> [Exercise goal]: Filter these entries, keeping only lines that hold the word "Tomcat".
**** Material provided ****
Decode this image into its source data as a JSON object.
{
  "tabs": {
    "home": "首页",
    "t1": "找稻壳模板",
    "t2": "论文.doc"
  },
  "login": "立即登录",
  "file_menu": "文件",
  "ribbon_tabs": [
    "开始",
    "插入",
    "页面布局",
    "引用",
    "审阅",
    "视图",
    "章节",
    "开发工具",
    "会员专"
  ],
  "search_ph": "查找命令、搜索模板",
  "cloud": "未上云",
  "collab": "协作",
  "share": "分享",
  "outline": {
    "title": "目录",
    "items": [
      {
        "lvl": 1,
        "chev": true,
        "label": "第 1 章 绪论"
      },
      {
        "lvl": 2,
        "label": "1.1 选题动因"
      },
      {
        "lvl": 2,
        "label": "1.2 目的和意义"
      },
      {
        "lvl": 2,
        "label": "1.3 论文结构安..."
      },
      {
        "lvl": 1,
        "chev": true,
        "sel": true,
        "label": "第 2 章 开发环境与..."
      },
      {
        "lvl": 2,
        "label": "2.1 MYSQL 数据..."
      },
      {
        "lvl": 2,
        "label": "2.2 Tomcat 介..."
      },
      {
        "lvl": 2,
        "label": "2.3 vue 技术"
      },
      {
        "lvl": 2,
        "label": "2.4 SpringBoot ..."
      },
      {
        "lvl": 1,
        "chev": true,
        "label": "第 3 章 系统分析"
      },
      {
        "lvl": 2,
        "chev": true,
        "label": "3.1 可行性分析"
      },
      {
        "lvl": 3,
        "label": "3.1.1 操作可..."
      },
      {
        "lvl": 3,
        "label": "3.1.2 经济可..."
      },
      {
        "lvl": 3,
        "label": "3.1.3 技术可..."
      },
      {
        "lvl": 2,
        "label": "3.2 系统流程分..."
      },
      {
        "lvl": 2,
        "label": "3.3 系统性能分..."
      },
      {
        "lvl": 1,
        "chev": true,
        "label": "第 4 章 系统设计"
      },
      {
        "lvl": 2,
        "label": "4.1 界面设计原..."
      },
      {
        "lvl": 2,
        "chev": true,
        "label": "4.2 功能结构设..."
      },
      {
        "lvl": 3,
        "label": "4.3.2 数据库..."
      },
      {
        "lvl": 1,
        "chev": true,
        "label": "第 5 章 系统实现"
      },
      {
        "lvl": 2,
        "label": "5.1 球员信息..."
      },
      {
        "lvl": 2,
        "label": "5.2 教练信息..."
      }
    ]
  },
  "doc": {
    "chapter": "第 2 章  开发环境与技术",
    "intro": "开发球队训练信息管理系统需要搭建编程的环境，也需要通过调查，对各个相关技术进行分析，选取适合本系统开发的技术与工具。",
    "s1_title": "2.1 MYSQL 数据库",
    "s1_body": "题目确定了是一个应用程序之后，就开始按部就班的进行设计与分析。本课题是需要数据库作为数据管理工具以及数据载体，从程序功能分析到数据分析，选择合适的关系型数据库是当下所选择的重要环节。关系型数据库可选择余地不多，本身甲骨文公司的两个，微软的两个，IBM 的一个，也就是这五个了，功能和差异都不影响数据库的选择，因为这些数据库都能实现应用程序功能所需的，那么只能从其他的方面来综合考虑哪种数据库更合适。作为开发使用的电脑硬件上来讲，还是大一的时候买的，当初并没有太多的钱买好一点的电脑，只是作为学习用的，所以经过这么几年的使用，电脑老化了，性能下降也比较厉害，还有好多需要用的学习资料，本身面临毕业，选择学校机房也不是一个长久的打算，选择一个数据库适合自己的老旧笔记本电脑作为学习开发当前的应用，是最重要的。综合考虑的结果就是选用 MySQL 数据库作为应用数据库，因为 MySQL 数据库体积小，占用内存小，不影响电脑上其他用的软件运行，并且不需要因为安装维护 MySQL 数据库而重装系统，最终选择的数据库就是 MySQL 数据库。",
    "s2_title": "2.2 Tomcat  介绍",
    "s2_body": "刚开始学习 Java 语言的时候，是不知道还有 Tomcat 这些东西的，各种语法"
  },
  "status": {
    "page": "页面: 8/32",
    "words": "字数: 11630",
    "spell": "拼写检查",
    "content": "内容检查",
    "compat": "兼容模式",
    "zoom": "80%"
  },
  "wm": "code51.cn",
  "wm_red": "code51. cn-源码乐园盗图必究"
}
****
> [Answer for the task]:
        "label": "2.2 Tomcat 介..."
    "s2_title": "2.2 Tomcat  介绍",
    "s2_body": "刚开始学习 Java 语言的时候，是不知道还有 Tomcat 这些东西的，各种语法"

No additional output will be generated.